═══ Dataset

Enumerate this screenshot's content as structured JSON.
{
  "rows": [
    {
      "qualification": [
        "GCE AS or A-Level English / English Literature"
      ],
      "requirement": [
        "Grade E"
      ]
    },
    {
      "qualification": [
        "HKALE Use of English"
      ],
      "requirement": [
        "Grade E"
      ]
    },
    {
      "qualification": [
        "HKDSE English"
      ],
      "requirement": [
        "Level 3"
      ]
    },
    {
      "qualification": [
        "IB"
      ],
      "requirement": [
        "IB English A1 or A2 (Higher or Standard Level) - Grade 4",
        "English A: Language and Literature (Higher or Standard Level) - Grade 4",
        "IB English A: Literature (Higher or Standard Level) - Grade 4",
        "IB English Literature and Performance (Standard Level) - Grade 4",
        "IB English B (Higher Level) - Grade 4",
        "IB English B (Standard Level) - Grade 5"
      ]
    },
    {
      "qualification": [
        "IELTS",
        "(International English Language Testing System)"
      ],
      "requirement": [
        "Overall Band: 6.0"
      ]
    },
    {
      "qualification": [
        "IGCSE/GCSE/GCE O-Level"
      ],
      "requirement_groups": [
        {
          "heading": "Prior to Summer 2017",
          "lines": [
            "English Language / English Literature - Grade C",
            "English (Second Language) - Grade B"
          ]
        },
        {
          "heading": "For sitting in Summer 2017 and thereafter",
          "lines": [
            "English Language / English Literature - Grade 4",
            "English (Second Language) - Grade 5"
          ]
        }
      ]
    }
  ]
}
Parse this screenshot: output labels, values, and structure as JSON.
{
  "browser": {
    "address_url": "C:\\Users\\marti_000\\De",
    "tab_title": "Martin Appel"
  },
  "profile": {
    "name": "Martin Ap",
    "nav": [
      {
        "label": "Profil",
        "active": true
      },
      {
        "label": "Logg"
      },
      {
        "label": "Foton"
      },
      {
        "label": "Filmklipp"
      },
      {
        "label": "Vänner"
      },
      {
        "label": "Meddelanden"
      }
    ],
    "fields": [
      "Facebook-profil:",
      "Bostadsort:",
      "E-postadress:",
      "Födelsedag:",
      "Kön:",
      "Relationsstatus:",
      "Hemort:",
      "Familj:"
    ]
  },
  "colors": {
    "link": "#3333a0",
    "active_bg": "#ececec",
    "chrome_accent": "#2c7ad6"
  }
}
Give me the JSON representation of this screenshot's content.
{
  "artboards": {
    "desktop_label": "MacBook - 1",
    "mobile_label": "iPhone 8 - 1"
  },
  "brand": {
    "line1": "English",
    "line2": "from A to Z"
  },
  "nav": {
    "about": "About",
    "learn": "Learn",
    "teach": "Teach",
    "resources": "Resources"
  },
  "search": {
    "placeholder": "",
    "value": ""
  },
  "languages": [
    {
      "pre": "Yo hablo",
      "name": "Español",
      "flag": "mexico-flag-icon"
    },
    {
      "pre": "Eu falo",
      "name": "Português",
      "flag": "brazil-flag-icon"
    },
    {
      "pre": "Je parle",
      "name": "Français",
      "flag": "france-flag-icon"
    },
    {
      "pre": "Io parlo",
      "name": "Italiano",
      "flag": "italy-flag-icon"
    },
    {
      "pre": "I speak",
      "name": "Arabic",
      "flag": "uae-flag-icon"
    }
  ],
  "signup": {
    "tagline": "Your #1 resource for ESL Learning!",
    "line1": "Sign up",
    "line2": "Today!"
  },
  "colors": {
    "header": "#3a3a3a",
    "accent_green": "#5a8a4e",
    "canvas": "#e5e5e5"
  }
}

══════

■ Exercise requirements ■
Output each record precisely as given.

■ The response ■
Enumerate this screenshot's content as structured JSON.
{
  "rows": [
    {
      "qualification": [
        "GCE AS or A-Level English / English Literature"
      ],
      "requirement": [
        "Grade E"
      ]
    },
    {
      "qualification": [
        "HKALE Use of English"
      ],
      "requirement": [
        "Grade E"
      ]
    },
    {
      "qualification": [
        "HKDSE English"
      ],
      "requirement": [
        "Level 3"
      ]
    },
    {
      "qualification": [
        "IB"
      ],
      "requirement": [
        "IB English A1 or A2 (Higher or Standard Level) - Grade 4",
        "English A: Language and Literature (Higher or Standard Level) - Grade 4",
        "IB English A: Literature (Higher or Standard Level) - Grade 4",
        "IB English Literature and Performance (Standard Level) - Grade 4",
        "IB English B (Higher Level) - Grade 4",
        "IB English B (Standard Level) - Grade 5"
      ]
    },
    {
      "qualification": [
        "IELTS",
        "(International English Language Testing System)"
      ],
      "requirement": [
        "Overall Band: 6.0"
      ]
    },
    {
      "qualification": [
        "IGCSE/GCSE/GCE O-Level"
      ],
      "requirement_groups": [
        {
          "heading": "Prior to Summer 2017",
          "lines": [
            "English Language / English Literature - Grade C",
            "English (Second Language) - Grade B"
          ]
        },
        {
          "heading": "For sitting in Summer 2017 and thereafter",
          "lines": [
            "English Language / English Literature - Grade 4",
            "English (Second Language) - Grade 5"
          ]
        }
      ]
    }
  ]
}
Parse this screenshot: output labels, values, and structure as JSON.
{
  "browser": {
    "address_url": "C:\\Users\\marti_000\\De",
    "tab_title": "Martin Appel"
  },
  "profile": {
    "name": "Martin Ap",
    "nav": [
      {
        "label": "Profil",
        "active": true
      },
      {
        "label": "Logg"
      },
      {
        "label": "Foton"
      },
      {
        "label": "Filmklipp"
      },
      {
        "label": "Vänner"
      },
      {
        "label": "Meddelanden"
      }
    ],
    "fields": [
      "Facebook-profil:",
      "Bostadsort:",
      "E-postadress:",
      "Födelsedag:",
      "Kön:",
      "Relationsstatus:",
      "Hemort:",
      "Familj:"
    ]
  },
  "colors": {
    "link": "#3333a0",
    "active_bg": "#ececec",
    "chrome_accent": "#2c7ad6"
  }
}
Give me the JSON representation of this screenshot's content.
{
  "artboards": {
    "desktop_label": "MacBook - 1",
    "mobile_label": "iPhone 8 - 1"
  },
  "brand": {
    "line1": "English",
    "line2": "from A to Z"
  },
  "nav": {
    "about": "About",
    "learn": "Learn",
    "teach": "Teach",
    "resources": "Resources"
  },
  "search": {
    "placeholder": "",
    "value": ""
  },
  "languages": [
    {
      "pre": "Yo hablo",
      "name": "Español",
      "flag": "mexico-flag-icon"
    },
    {
      "pre": "Eu falo",
      "name": "Português",
      "flag": "brazil-flag-icon"
    },
    {
      "pre": "Je parle",
      "name": "Français",
      "flag": "france-flag-icon"
    },
    {
      "pre": "Io parlo",
      "name": "Italiano",
      "flag": "italy-flag-icon"
    },
    {
      "pre": "I speak",
      "name": "Arabic",
      "flag": "uae-flag-icon"
    }
  ],
  "signup": {
    "tagline": "Your #1 resource for ESL Learning!",
    "line1": "Sign up",
    "line2": "Today!"
  },
  "colors": {
    "header": "#3a3a3a",
    "accent_green": "#5a8a4e",
    "canvas": "#e5e5e5"
  }
}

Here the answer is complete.